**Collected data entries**
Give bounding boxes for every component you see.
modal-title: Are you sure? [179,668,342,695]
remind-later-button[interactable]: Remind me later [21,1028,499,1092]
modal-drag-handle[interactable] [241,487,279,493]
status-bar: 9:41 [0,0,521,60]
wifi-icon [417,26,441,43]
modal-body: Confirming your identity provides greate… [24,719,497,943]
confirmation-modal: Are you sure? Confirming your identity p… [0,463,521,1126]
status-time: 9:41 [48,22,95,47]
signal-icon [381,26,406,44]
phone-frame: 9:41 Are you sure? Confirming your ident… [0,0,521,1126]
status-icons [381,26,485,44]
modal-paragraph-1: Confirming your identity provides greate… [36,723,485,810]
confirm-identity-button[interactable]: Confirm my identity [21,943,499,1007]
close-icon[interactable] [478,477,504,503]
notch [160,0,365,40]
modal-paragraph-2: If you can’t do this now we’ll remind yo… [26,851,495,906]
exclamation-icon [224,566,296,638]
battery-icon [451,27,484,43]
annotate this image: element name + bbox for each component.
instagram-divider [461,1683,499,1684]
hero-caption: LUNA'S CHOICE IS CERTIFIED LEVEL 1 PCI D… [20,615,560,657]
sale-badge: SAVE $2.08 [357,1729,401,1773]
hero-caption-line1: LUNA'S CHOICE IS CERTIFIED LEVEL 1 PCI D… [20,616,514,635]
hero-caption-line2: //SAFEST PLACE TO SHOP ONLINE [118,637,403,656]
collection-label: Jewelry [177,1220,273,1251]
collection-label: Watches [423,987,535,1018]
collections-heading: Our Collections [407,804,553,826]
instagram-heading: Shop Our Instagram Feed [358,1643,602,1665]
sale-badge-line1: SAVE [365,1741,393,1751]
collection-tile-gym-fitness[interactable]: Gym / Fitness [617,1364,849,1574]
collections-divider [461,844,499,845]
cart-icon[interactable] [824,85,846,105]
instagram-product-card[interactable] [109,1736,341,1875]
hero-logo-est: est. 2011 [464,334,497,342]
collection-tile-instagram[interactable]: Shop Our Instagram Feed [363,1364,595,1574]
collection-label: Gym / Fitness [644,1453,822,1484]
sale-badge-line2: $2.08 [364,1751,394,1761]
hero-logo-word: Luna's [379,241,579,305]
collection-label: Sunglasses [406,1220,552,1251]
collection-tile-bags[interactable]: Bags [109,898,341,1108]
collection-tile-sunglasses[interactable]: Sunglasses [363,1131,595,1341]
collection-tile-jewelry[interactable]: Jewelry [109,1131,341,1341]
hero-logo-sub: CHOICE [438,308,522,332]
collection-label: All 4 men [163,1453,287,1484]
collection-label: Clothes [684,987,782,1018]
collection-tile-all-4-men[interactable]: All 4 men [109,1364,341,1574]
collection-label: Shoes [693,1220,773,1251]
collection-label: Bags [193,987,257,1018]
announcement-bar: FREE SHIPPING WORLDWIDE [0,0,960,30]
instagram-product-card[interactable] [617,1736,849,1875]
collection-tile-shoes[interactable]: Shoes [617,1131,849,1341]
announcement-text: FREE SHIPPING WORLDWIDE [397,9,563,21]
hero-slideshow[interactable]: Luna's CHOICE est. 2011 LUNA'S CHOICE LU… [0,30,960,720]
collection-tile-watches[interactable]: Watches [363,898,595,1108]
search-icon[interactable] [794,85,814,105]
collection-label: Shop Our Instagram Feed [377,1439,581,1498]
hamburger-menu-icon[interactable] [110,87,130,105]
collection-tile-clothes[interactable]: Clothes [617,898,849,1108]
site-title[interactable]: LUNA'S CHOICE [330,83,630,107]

**YOUR GOAL**
Turn every line of the data above into a JSON list of strings, with one string per line and blank lines omitted.

**SOLUTION TO THIS PROBLEM**
[
  "Give bounding boxes for every component you see.",
  "modal-title: Are you sure? [179,668,342,695]",
  "remind-later-button[interactable]: Remind me later [21,1028,499,1092]",
  "modal-drag-handle[interactable] [241,487,279,493]",
  "status-bar: 9:41 [0,0,521,60]",
  "wifi-icon [417,26,441,43]",
  "modal-body: Confirming your identity provides greate… [24,719,497,943]",
  "confirmation-modal: Are you sure? Confirming your identity p… [0,463,521,1126]",
  "status-time: 9:41 [48,22,95,47]",
  "signal-icon [381,26,406,44]",
  "phone-frame: 9:41 Are you sure? Confirming your ident… [0,0,521,1126]",
  "status-icons [381,26,485,44]",
  "modal-paragraph-1: Confirming your identity provides greate… [36,723,485,810]",
  "confirm-identity-button[interactable]: Confirm my identity [21,943,499,1007]",
  "close-icon[interactable] [478,477,504,503]",
  "notch [160,0,365,40]",
  "modal-paragraph-2: If you can’t do this now we’ll remind yo… [26,851,495,906]",
  "exclamation-icon [224,566,296,638]",
  "battery-icon [451,27,484,43]",
  "annotate this image: element name + bbox for each component.",
  "instagram-divider [461,1683,499,1684]",
  "hero-caption: LUNA'S CHOICE IS CERTIFIED LEVEL 1 PCI D… [20,615,560,657]",
  "sale-badge: SAVE $2.08 [357,1729,401,1773]",
  "hero-caption-line1: LUNA'S CHOICE IS CERTIFIED LEVEL 1 PCI D… [20,616,514,635]",
  "hero-caption-line2: //SAFEST PLACE TO SHOP ONLINE [118,637,403,656]",
  "collection-label: Jewelry [177,1220,273,1251]",
  "collection-label: Watches [423,987,535,1018]",
  "collections-heading: Our Collections [407,804,553,826]",
  "instagram-heading: Shop Our Instagram Feed [358,1643,602,1665]",
  "sale-badge-line1: SAVE [365,1741,393,1751]",
  "collection-tile-gym-fitness[interactable]: Gym / Fitness [617,1364,849,1574]",
  "collections-divider [461,844,499,845]",
  "cart-icon[interactable] [824,85,846,105]",
  "instagram-product-card[interactable] [109,1736,341,1875]",
  "hero-logo-est: est. 2011 [464,334,497,342]",
  "collection-tile-instagram[interactable]: Shop Our Instagram Feed [363,1364,595,1574]",
  "collection-label: Gym / Fitness [644,1453,822,1484]",
  "sale-badge-line2: $2.08 [364,1751,394,1761]",
  "hero-logo-word: Luna's [379,241,579,305]",
  "collection-label: Sunglasses [406,1220,552,1251]",
  "collection-tile-bags[interactable]: Bags [109,898,341,1108]",
  "collection-tile-sunglasses[interactable]: Sunglasses [363,1131,595,1341]",
  "collection-tile-jewelry[interactable]: Jewelry [109,1131,341,1341]",
  "hero-logo-sub: CHOICE [438,308,522,332]",
  "collection-label: All 4 men [163,1453,287,1484]",
  "collection-label: Clothes [684,987,782,1018]",
  "collection-tile-all-4-men[interactable]: All 4 men [109,1364,341,1574]",
  "collection-label: Shoes [693,1220,773,1251]",
  "collection-label: Bags [193,987,257,1018]",
  "announcement-bar: FREE SHIPPING WORLDWIDE [0,0,960,30]",
  "instagram-product-card[interactable] [617,1736,849,1875]",
  "collection-tile-shoes[interactable]: Shoes [617,1131,849,1341]",
  "announcement-text: FREE SHIPPING WORLDWIDE [397,9,563,21]",
  "hero-slideshow[interactable]: Luna's CHOICE est. 2011 LUNA'S CHOICE LU… [0,30,960,720]",
  "collection-tile-watches[interactable]: Watches [363,898,595,1108]",
  "search-icon[interactable] [794,85,814,105]",
  "collection-label: Shop Our Instagram Feed [377,1439,581,1498]",
  "hamburger-menu-icon[interactable] [110,87,130,105]",
  "collection-tile-clothes[interactable]: Clothes [617,898,849,1108]",
  "site-title[interactable]: LUNA'S CHOICE [330,83,630,107]"
]